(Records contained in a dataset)
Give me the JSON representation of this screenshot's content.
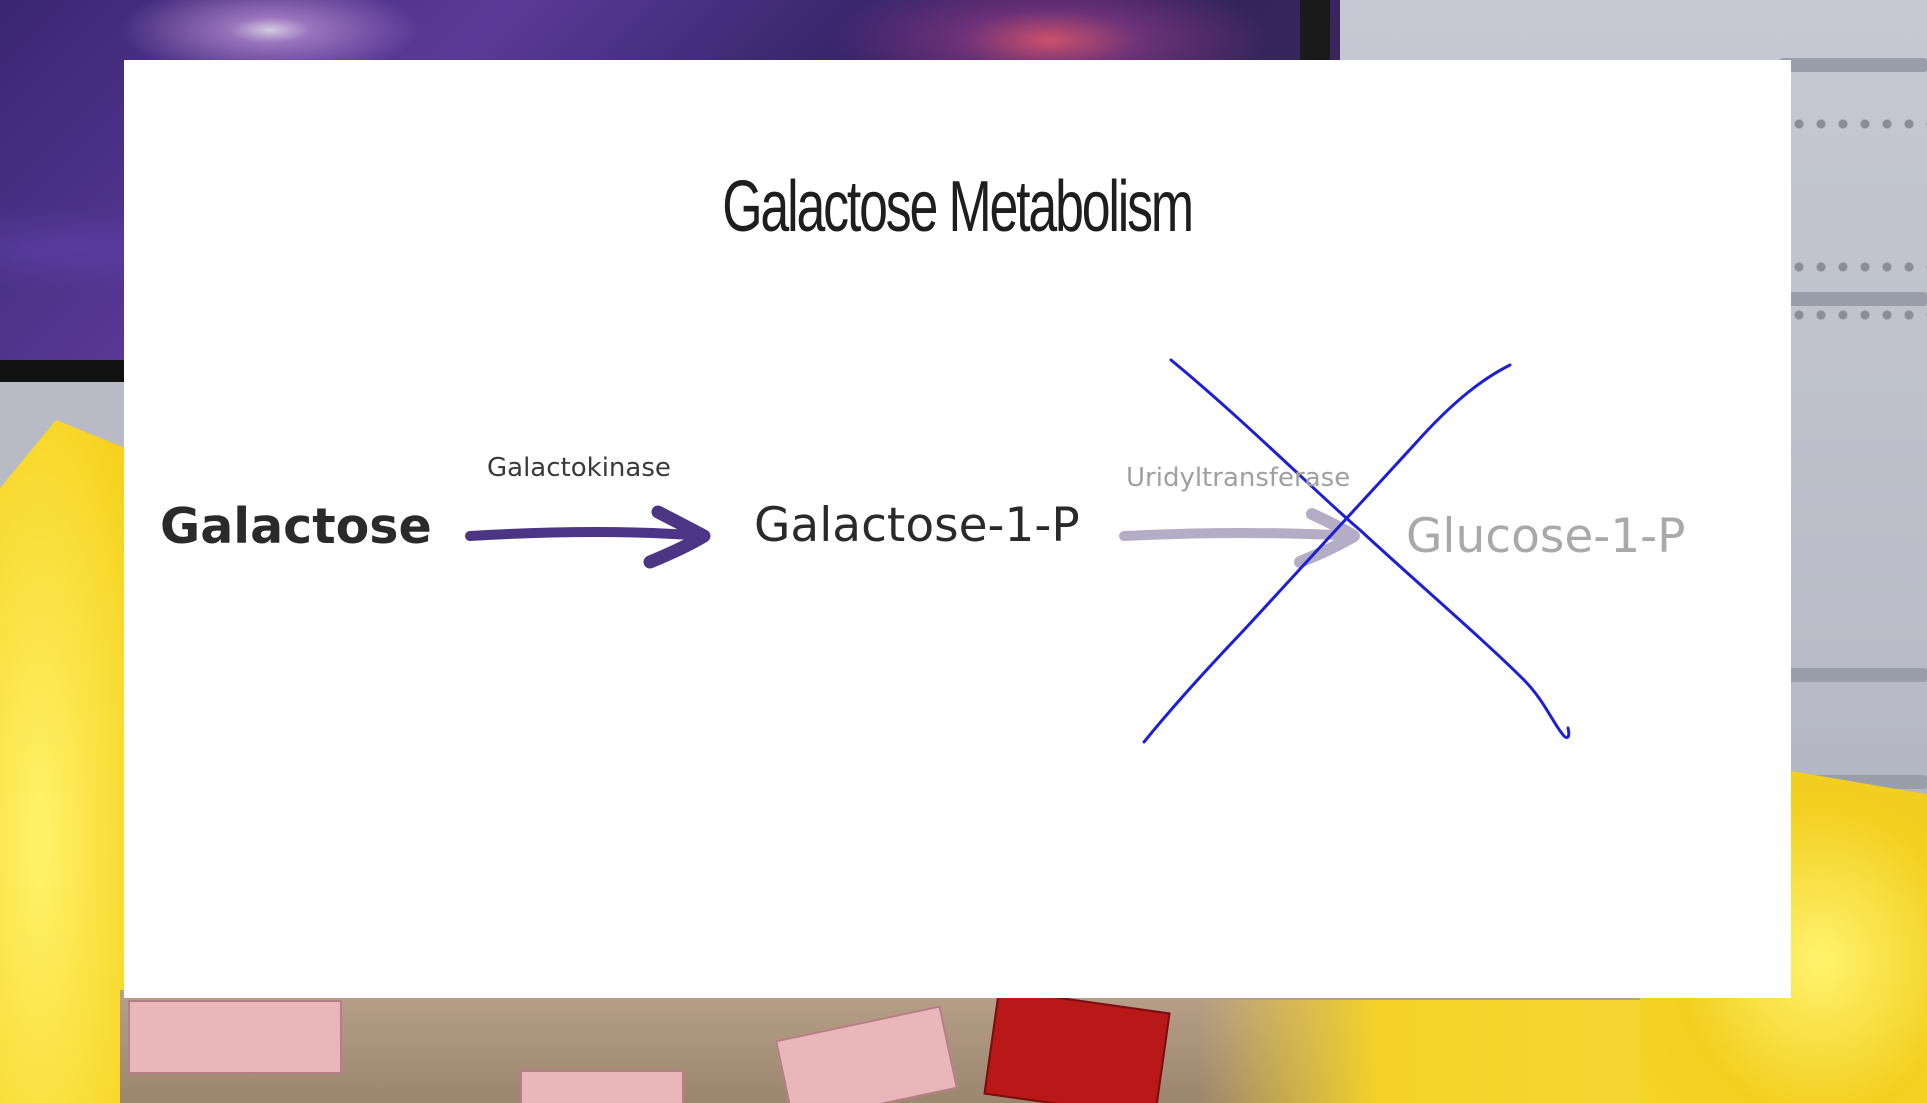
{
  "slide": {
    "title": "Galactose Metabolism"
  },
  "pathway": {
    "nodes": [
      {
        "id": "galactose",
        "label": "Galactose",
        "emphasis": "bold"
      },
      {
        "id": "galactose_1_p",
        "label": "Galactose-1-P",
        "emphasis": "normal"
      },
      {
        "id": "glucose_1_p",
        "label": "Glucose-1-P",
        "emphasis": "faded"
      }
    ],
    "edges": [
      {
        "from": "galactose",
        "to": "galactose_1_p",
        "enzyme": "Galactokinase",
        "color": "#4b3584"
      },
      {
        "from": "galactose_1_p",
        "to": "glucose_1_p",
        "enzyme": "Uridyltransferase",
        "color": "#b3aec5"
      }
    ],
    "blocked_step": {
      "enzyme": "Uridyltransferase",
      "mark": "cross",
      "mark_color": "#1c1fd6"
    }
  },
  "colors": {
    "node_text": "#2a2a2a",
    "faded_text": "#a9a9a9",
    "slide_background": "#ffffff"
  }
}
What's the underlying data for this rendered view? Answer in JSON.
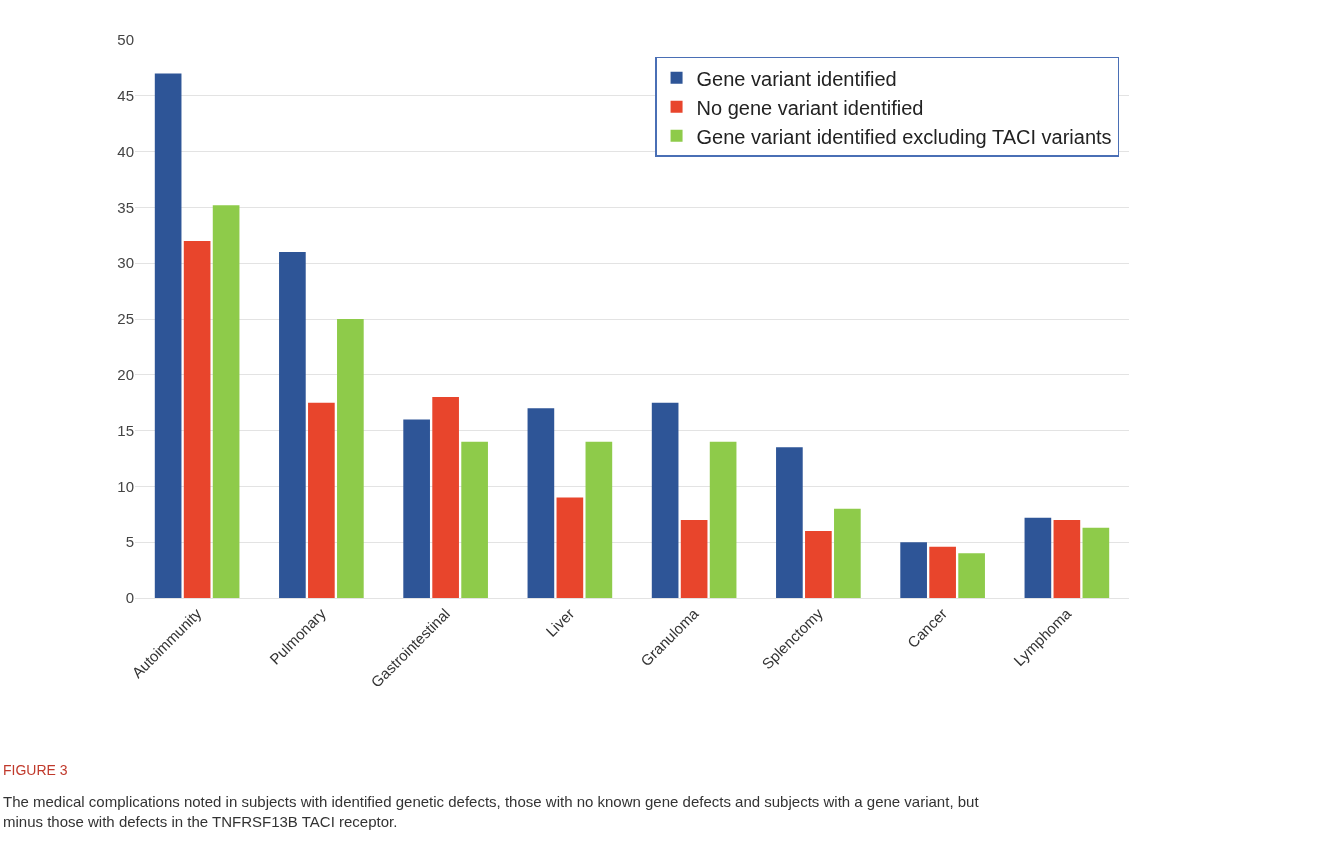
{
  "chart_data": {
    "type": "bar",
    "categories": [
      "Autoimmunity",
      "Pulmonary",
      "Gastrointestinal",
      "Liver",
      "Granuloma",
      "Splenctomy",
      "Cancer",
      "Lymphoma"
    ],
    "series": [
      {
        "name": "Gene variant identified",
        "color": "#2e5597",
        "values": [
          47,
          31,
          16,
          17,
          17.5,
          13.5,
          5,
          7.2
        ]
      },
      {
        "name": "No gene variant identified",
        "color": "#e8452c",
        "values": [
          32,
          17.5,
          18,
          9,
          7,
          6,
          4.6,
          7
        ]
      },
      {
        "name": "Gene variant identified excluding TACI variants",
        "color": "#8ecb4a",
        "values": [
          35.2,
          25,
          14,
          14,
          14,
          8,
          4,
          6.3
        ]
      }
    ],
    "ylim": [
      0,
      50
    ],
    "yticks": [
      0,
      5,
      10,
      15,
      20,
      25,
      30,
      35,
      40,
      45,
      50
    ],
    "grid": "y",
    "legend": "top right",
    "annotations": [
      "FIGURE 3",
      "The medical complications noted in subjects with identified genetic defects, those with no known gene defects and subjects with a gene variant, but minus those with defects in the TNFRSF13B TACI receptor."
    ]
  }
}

Problem -> Copy from the entries only those lines that hold the word "variant".

Solution to this exercise ->
        "name": "Gene variant identified",
        "name": "No gene variant identified",
        "name": "Gene variant identified excluding TACI variants",
      "The medical complications noted in subjects with identified genetic defects, those with no known gene defects and subjects with a gene variant, but minus those with defects in the TNFRSF13B TACI receptor."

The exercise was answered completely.